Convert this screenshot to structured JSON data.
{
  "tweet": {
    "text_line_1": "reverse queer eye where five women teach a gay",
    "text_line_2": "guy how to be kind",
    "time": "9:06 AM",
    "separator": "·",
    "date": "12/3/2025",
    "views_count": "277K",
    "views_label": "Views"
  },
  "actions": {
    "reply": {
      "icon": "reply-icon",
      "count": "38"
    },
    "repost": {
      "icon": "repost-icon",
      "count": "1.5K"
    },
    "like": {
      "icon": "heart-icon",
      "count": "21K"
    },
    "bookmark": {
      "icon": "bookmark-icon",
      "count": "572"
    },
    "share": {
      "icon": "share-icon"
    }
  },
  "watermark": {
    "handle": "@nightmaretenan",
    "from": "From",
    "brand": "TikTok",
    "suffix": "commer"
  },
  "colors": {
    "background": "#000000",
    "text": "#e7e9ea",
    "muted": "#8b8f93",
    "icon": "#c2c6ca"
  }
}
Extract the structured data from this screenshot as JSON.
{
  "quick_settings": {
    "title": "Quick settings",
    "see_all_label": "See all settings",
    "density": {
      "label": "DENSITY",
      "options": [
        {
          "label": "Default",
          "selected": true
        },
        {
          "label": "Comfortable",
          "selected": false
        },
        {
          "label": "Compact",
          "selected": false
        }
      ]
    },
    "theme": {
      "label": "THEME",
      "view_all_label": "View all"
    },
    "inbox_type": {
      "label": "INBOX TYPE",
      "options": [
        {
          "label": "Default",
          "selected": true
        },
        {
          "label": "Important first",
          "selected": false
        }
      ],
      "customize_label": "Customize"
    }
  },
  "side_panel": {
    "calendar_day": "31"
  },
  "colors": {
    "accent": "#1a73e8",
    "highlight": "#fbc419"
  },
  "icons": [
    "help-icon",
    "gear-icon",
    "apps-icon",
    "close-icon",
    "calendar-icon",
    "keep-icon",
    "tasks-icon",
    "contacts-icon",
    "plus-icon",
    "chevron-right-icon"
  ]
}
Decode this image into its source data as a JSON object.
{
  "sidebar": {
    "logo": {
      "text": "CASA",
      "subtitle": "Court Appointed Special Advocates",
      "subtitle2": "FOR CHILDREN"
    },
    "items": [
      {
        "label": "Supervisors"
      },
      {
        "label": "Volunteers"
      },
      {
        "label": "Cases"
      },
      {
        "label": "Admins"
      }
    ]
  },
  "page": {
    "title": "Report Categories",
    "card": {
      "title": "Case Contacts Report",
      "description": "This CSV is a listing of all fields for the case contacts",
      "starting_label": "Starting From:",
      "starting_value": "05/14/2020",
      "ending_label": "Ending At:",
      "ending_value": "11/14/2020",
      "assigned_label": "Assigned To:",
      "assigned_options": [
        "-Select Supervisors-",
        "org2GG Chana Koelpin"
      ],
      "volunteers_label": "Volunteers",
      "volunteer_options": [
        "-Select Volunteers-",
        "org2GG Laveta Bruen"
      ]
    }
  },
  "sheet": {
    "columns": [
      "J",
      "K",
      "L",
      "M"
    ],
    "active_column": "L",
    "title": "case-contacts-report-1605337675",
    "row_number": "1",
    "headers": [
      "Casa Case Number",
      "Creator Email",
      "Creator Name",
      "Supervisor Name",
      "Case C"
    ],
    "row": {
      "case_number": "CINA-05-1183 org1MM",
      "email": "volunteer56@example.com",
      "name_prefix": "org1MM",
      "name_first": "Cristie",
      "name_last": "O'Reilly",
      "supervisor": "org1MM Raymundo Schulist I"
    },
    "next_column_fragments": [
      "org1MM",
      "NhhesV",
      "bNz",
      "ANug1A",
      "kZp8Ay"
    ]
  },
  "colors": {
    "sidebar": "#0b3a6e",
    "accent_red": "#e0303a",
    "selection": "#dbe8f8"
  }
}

Required task:
Output the records exactly, including every line.

Complete answer:
Convert this screenshot to structured JSON data.
{
  "tweet": {
    "text_line_1": "reverse queer eye where five women teach a gay",
    "text_line_2": "guy how to be kind",
    "time": "9:06 AM",
    "separator": "·",
    "date": "12/3/2025",
    "views_count": "277K",
    "views_label": "Views"
  },
  "actions": {
    "reply": {
      "icon": "reply-icon",
      "count": "38"
    },
    "repost": {
      "icon": "repost-icon",
      "count": "1.5K"
    },
    "like": {
      "icon": "heart-icon",
      "count": "21K"
    },
    "bookmark": {
      "icon": "bookmark-icon",
      "count": "572"
    },
    "share": {
      "icon": "share-icon"
    }
  },
  "watermark": {
    "handle": "@nightmaretenan",
    "from": "From",
    "brand": "TikTok",
    "suffix": "commer"
  },
  "colors": {
    "background": "#000000",
    "text": "#e7e9ea",
    "muted": "#8b8f93",
    "icon": "#c2c6ca"
  }
}
Extract the structured data from this screenshot as JSON.
{
  "quick_settings": {
    "title": "Quick settings",
    "see_all_label": "See all settings",
    "density": {
      "label": "DENSITY",
      "options": [
        {
          "label": "Default",
          "selected": true
        },
        {
          "label": "Comfortable",
          "selected": false
        },
        {
          "label": "Compact",
          "selected": false
        }
      ]
    },
    "theme": {
      "label": "THEME",
      "view_all_label": "View all"
    },
    "inbox_type": {
      "label": "INBOX TYPE",
      "options": [
        {
          "label": "Default",
          "selected": true
        },
        {
          "label": "Important first",
          "selected": false
        }
      ],
      "customize_label": "Customize"
    }
  },
  "side_panel": {
    "calendar_day": "31"
  },
  "colors": {
    "accent": "#1a73e8",
    "highlight": "#fbc419"
  },
  "icons": [
    "help-icon",
    "gear-icon",
    "apps-icon",
    "close-icon",
    "calendar-icon",
    "keep-icon",
    "tasks-icon",
    "contacts-icon",
    "plus-icon",
    "chevron-right-icon"
  ]
}
Decode this image into its source data as a JSON object.
{
  "sidebar": {
    "logo": {
      "text": "CASA",
      "subtitle": "Court Appointed Special Advocates",
      "subtitle2": "FOR CHILDREN"
    },
    "items": [
      {
        "label": "Supervisors"
      },
      {
        "label": "Volunteers"
      },
      {
        "label": "Cases"
      },
      {
        "label": "Admins"
      }
    ]
  },
  "page": {
    "title": "Report Categories",
    "card": {
      "title": "Case Contacts Report",
      "description": "This CSV is a listing of all fields for the case contacts",
      "starting_label": "Starting From:",
      "starting_value": "05/14/2020",
      "ending_label": "Ending At:",
      "ending_value": "11/14/2020",
      "assigned_label": "Assigned To:",
      "assigned_options": [
        "-Select Supervisors-",
        "org2GG Chana Koelpin"
      ],
      "volunteers_label": "Volunteers",
      "volunteer_options": [
        "-Select Volunteers-",
        "org2GG Laveta Bruen"
      ]
    }
  },
  "sheet": {
    "columns": [
      "J",
      "K",
      "L",
      "M"
    ],
    "active_column": "L",
    "title": "case-contacts-report-1605337675",
    "row_number": "1",
    "headers": [
      "Casa Case Number",
      "Creator Email",
      "Creator Name",
      "Supervisor Name",
      "Case C"
    ],
    "row": {
      "case_number": "CINA-05-1183 org1MM",
      "email": "volunteer56@example.com",
      "name_prefix": "org1MM",
      "name_first": "Cristie",
      "name_last": "O'Reilly",
      "supervisor": "org1MM Raymundo Schulist I"
    },
    "next_column_fragments": [
      "org1MM",
      "NhhesV",
      "bNz",
      "ANug1A",
      "kZp8Ay"
    ]
  },
  "colors": {
    "sidebar": "#0b3a6e",
    "accent_red": "#e0303a",
    "selection": "#dbe8f8"
  }
}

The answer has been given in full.